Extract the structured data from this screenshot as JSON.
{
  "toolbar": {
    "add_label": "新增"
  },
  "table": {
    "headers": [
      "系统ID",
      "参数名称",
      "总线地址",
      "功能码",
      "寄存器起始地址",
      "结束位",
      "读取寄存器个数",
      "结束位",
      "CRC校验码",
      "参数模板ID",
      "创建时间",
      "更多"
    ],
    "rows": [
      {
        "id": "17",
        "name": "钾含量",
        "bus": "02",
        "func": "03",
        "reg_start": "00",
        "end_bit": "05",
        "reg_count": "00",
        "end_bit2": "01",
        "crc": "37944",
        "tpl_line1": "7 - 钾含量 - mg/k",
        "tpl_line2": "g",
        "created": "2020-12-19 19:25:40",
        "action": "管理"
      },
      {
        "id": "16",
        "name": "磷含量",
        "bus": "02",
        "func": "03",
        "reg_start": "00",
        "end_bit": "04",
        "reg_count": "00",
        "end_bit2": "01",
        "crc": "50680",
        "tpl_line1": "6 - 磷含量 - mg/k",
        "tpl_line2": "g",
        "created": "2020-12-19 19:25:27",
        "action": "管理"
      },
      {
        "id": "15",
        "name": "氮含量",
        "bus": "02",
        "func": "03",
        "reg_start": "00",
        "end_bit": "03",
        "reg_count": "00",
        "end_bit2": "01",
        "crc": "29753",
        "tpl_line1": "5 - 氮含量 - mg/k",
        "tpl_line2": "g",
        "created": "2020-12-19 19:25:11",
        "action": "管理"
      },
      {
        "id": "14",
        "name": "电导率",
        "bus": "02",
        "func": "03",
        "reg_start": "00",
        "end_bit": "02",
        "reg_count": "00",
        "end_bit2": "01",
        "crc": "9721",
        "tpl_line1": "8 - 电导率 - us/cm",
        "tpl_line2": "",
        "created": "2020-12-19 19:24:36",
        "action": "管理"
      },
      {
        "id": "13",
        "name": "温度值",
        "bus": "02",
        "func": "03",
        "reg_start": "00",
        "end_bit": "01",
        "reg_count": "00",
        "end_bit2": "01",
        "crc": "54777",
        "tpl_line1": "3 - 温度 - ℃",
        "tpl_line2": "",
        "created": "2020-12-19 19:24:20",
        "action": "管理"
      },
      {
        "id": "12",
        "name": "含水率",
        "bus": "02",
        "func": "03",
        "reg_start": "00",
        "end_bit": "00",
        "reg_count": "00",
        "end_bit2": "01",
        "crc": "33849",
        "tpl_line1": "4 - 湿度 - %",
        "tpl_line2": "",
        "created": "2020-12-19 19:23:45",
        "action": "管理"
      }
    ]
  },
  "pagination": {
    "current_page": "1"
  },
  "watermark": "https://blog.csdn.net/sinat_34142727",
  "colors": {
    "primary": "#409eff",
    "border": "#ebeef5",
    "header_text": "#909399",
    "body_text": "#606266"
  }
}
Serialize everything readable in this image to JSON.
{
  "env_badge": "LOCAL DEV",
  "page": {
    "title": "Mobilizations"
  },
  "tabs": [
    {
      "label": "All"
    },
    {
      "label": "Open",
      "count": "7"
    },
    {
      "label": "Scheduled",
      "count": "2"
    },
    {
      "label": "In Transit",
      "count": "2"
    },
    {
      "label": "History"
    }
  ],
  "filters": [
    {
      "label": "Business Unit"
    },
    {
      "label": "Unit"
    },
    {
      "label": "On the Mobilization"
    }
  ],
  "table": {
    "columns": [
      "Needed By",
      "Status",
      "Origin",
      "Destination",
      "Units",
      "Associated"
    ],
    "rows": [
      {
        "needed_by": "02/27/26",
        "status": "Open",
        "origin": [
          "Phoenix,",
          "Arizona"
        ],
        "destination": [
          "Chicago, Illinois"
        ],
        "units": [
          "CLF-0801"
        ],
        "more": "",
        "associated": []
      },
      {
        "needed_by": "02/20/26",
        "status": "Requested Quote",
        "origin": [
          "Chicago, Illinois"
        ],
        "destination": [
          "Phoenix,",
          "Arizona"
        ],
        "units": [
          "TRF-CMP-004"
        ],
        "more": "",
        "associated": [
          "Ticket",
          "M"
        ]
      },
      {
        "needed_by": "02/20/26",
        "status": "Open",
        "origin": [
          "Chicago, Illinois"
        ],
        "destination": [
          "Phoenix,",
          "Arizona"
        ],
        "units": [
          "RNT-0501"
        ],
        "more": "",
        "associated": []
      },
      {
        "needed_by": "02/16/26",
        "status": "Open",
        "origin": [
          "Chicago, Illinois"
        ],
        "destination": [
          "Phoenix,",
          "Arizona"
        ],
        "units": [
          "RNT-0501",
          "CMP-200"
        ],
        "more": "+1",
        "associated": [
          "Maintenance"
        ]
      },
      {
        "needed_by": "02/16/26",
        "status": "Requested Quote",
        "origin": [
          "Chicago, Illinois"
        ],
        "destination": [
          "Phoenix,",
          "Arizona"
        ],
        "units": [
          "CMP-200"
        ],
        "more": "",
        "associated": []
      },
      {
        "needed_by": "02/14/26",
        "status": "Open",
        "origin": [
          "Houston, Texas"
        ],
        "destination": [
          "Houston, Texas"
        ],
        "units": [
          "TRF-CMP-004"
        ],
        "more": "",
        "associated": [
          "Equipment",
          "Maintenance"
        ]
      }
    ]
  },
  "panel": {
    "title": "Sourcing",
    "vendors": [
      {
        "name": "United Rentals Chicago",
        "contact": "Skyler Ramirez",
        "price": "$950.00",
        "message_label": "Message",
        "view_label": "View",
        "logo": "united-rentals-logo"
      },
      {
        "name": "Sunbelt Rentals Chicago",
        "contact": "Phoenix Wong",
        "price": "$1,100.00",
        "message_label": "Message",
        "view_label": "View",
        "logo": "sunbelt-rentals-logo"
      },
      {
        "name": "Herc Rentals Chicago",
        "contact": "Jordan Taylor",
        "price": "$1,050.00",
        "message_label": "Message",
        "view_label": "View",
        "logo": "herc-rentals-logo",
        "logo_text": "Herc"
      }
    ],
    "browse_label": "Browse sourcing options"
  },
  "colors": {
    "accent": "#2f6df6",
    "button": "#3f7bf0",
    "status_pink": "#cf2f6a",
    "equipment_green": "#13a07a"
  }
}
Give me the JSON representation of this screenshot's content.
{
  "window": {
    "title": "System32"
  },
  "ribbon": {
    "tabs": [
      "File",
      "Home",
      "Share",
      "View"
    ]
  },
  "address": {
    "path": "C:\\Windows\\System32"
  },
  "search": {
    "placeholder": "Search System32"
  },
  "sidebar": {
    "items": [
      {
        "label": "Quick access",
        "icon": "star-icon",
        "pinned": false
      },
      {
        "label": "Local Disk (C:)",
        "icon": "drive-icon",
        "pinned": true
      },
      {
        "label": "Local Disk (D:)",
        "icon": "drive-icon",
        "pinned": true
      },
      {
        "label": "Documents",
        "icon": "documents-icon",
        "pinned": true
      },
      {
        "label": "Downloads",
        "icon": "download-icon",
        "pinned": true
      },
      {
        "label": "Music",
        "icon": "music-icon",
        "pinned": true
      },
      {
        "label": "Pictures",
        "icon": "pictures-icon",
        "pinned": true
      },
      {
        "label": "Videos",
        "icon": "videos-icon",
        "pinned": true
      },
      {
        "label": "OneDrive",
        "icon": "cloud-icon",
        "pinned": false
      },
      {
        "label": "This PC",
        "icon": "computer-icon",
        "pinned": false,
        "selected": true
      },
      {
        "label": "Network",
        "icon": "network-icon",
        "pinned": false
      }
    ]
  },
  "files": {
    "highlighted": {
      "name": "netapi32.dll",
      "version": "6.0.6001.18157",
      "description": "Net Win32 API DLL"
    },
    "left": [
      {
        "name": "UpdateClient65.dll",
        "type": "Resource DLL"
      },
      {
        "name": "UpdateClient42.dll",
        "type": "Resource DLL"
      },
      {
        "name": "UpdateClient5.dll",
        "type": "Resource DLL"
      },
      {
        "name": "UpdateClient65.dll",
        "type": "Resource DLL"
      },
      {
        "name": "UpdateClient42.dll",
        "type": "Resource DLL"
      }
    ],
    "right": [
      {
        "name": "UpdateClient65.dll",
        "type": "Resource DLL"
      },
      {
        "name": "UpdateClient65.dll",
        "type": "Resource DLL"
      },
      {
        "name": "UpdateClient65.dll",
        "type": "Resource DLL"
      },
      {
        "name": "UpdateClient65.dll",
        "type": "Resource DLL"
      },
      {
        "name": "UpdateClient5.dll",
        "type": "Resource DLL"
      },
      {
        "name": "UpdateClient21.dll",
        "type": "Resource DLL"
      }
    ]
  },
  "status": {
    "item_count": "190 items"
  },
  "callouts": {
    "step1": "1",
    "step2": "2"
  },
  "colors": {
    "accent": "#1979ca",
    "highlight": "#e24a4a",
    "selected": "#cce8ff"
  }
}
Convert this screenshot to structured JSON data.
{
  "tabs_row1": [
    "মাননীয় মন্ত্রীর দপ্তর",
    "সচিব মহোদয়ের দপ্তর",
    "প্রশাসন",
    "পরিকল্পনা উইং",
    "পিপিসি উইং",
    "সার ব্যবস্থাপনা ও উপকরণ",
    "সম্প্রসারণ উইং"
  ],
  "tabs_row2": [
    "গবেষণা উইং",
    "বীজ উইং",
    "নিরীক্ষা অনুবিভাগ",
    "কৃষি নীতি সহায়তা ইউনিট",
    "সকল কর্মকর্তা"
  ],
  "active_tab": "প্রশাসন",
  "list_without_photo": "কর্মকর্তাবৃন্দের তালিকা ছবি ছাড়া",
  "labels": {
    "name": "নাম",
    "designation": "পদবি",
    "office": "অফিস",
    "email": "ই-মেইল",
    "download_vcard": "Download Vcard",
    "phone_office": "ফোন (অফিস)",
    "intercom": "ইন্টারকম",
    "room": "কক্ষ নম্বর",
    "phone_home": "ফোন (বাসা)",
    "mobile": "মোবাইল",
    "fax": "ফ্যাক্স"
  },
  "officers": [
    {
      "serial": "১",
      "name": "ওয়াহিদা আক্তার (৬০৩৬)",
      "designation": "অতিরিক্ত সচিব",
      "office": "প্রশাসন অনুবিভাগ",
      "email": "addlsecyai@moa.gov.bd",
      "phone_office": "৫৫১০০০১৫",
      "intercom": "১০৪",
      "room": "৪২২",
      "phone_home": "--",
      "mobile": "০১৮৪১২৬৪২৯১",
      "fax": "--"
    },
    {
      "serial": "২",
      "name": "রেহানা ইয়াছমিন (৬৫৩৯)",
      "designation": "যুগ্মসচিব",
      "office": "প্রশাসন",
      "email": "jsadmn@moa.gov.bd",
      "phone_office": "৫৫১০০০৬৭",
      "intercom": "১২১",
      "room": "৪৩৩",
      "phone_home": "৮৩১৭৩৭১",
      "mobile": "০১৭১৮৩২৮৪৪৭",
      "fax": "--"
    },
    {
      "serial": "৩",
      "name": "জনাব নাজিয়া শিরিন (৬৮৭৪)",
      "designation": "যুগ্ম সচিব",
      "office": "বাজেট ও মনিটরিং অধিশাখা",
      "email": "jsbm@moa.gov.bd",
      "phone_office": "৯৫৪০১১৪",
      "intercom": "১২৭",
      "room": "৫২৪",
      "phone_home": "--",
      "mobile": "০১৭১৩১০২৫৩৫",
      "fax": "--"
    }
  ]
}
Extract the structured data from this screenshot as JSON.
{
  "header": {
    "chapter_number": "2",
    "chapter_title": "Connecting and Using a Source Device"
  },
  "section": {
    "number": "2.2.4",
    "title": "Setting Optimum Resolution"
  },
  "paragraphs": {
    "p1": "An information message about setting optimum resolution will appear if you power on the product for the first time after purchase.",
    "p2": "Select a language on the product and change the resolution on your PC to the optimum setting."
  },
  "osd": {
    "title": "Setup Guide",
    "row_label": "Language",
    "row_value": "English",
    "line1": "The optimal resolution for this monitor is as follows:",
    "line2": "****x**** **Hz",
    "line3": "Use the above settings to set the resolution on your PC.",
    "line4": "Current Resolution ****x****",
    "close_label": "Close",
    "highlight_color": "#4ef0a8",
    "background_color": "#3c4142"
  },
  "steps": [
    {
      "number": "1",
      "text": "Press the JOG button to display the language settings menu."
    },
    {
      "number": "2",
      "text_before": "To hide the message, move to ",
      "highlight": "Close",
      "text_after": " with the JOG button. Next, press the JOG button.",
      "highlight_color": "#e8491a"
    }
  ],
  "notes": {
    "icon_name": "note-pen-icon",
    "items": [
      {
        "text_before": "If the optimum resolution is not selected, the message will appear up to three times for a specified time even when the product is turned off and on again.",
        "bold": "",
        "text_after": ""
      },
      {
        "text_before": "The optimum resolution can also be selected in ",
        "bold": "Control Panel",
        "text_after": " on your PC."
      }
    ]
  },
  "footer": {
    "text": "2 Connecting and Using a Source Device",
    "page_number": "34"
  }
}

───

_WHAT IS NEEDED_: Determine the count of lines in the data above with the string "screenshot" in them, and give that count alone.

_FINAL RESULT_: 4